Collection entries
————————
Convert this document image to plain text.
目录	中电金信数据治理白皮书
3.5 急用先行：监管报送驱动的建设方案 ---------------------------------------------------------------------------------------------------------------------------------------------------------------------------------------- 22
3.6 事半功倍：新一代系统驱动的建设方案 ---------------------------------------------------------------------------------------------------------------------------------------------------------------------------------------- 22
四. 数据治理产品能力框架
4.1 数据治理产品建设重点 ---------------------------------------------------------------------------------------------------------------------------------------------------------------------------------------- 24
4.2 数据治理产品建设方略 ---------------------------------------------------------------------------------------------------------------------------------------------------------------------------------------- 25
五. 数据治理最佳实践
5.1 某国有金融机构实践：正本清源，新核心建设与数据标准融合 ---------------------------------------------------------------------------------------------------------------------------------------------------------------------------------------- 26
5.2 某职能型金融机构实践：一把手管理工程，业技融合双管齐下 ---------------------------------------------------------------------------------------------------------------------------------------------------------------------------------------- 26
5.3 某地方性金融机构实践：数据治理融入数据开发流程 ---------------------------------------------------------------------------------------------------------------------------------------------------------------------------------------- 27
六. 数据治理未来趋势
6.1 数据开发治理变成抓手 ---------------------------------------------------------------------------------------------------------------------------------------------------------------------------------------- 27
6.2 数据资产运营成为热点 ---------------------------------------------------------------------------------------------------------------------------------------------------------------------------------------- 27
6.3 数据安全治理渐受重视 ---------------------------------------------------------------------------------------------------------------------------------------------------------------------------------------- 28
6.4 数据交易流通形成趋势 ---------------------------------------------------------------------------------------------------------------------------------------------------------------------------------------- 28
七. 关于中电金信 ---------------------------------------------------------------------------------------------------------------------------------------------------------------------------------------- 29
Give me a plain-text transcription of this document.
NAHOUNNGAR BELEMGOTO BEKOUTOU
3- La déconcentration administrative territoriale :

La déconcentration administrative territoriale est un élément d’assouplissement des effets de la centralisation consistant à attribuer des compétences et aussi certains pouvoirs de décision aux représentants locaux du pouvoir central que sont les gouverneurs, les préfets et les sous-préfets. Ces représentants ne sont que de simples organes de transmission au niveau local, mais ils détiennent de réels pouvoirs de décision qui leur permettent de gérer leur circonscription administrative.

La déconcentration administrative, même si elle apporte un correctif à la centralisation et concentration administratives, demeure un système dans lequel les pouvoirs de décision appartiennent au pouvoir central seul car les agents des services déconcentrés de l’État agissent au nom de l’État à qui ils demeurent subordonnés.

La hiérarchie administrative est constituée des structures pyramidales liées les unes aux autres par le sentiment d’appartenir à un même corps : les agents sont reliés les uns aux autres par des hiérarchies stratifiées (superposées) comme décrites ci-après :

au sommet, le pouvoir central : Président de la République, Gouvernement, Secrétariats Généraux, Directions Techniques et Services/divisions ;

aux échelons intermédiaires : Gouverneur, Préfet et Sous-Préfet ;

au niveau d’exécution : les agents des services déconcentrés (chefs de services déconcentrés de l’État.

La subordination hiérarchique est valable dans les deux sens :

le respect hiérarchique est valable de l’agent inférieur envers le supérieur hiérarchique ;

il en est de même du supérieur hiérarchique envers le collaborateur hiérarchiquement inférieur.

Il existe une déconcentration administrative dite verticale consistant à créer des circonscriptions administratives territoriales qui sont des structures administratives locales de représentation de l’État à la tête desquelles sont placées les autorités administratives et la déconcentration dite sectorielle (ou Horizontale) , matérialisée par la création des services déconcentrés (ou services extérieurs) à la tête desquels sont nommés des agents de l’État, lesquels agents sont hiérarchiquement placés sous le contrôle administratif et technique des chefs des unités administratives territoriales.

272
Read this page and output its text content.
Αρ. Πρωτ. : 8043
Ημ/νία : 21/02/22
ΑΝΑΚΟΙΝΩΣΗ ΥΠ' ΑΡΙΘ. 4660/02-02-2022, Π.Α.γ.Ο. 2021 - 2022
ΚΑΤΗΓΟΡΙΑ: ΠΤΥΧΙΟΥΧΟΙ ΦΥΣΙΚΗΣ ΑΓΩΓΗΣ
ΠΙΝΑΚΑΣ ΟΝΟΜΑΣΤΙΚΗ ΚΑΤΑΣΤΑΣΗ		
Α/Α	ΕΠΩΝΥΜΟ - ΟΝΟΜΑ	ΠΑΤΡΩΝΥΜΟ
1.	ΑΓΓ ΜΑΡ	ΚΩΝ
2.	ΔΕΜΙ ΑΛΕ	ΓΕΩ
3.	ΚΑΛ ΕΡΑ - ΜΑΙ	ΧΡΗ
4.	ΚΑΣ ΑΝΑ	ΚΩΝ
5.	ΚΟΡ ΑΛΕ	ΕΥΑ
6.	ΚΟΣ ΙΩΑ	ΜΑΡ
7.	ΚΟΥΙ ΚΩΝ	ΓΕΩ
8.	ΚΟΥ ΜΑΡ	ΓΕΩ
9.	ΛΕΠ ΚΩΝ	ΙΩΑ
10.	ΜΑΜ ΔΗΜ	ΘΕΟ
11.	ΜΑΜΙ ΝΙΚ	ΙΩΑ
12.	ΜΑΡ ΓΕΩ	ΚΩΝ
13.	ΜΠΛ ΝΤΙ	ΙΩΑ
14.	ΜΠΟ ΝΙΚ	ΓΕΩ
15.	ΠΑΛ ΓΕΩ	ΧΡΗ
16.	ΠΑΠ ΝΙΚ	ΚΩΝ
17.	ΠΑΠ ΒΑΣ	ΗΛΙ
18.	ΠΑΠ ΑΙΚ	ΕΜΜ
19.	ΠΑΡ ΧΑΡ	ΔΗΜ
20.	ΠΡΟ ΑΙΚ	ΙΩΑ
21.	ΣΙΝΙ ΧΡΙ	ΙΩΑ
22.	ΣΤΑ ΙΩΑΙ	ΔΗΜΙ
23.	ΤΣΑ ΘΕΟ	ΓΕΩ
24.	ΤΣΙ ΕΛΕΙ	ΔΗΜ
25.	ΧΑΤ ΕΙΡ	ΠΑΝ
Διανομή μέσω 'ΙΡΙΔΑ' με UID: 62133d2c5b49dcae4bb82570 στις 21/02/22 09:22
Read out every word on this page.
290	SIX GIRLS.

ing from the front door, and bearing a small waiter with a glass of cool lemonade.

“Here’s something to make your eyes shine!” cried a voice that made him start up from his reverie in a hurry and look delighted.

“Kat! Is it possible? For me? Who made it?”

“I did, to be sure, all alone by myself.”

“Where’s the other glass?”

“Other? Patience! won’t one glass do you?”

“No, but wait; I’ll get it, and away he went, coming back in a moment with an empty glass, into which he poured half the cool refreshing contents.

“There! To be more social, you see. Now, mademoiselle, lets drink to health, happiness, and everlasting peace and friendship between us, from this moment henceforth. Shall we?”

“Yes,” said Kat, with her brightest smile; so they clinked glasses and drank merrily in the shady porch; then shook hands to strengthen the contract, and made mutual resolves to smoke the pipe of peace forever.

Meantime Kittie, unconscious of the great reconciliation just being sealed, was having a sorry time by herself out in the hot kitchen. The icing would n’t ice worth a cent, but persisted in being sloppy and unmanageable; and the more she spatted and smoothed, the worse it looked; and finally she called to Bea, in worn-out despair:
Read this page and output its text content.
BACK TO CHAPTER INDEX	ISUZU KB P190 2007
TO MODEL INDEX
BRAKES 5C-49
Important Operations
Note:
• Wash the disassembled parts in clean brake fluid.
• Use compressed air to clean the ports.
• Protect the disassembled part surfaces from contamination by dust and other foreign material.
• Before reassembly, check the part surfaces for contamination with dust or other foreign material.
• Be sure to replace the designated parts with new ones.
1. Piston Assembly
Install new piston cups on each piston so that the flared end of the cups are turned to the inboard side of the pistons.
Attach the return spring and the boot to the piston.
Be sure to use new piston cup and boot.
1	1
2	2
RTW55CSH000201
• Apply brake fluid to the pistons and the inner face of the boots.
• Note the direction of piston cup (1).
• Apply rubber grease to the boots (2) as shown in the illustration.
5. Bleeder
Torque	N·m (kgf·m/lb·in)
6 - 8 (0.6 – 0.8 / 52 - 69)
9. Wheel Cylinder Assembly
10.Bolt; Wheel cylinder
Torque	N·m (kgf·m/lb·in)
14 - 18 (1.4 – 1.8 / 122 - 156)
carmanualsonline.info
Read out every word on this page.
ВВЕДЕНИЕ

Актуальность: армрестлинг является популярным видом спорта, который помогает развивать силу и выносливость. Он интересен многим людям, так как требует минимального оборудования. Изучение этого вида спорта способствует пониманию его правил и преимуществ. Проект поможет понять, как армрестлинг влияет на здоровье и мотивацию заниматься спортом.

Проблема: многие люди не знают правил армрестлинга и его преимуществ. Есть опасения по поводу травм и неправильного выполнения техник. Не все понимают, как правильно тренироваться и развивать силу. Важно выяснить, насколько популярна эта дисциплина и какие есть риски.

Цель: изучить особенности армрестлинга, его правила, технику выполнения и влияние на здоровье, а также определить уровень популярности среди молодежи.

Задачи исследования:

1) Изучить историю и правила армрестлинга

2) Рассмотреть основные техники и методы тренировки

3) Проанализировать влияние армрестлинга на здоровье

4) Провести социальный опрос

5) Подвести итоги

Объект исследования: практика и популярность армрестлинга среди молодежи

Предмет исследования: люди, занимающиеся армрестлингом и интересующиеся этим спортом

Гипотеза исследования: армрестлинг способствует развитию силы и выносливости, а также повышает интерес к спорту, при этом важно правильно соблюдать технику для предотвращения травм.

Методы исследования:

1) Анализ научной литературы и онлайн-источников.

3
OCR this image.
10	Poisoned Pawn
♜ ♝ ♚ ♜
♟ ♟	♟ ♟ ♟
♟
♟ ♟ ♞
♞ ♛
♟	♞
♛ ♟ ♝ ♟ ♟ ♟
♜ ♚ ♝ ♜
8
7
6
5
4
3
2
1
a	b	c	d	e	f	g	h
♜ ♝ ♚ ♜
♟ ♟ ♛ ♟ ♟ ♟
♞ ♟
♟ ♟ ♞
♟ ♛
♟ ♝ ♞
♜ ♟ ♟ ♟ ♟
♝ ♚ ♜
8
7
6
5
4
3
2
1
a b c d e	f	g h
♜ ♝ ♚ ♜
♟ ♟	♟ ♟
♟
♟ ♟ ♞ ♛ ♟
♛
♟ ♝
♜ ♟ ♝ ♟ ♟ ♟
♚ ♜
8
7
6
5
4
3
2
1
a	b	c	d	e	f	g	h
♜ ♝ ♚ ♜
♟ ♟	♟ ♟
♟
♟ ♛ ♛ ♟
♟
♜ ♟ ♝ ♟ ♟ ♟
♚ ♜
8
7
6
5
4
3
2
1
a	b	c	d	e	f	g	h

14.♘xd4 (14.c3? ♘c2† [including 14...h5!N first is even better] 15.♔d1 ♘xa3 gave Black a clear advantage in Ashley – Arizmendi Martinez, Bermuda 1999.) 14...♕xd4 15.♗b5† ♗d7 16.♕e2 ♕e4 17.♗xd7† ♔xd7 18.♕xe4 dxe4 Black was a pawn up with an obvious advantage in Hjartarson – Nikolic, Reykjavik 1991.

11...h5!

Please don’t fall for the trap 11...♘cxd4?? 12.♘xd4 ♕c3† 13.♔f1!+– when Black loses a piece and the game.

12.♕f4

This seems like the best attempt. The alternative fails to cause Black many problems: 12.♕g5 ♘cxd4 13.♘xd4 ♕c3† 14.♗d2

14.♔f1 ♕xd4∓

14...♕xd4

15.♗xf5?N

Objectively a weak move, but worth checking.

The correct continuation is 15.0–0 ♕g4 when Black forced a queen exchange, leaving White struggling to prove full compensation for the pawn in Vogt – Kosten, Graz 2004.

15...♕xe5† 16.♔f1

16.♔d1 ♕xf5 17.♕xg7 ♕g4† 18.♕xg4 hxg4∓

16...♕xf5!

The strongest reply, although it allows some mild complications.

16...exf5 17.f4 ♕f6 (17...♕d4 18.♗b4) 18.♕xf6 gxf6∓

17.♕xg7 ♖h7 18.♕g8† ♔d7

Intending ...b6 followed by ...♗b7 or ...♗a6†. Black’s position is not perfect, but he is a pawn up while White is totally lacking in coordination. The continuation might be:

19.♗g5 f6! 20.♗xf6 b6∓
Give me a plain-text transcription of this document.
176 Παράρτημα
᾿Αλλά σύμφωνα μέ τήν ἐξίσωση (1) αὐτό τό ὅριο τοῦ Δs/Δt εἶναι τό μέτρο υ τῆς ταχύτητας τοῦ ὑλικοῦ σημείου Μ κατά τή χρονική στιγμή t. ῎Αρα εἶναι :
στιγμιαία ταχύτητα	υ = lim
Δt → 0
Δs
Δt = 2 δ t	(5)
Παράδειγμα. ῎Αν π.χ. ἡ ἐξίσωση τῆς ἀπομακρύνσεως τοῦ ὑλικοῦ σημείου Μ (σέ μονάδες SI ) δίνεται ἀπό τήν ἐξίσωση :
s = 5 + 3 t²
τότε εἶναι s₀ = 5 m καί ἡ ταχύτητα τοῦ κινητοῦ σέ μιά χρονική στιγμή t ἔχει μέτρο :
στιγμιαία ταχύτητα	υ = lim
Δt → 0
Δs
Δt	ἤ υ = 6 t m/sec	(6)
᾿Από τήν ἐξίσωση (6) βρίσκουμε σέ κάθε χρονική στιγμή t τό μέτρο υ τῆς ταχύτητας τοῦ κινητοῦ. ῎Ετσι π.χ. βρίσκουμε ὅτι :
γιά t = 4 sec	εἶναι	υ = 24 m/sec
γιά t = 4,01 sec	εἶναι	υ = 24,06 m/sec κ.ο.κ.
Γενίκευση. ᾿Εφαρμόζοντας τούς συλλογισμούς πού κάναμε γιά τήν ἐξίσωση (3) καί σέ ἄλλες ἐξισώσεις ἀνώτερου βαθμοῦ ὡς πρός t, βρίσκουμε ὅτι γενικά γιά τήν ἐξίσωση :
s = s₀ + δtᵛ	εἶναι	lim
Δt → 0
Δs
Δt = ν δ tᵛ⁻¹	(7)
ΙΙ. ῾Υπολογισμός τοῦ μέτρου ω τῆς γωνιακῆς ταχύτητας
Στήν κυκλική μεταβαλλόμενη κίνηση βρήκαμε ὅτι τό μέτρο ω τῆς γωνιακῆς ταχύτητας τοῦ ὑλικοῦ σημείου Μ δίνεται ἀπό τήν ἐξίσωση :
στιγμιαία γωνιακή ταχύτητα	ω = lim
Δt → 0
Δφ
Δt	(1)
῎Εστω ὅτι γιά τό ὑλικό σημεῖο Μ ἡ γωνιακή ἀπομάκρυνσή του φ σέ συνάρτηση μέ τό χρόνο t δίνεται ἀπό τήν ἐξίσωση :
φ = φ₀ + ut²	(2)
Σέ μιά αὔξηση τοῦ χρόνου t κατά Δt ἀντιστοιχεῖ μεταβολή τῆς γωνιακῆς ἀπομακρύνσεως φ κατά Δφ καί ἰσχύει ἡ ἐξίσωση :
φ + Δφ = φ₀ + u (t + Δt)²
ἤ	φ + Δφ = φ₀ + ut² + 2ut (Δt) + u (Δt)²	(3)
————————
Of the lines in the material, how many include "технику"? Respond with the number alone.

> _TASK RESPONSE_
2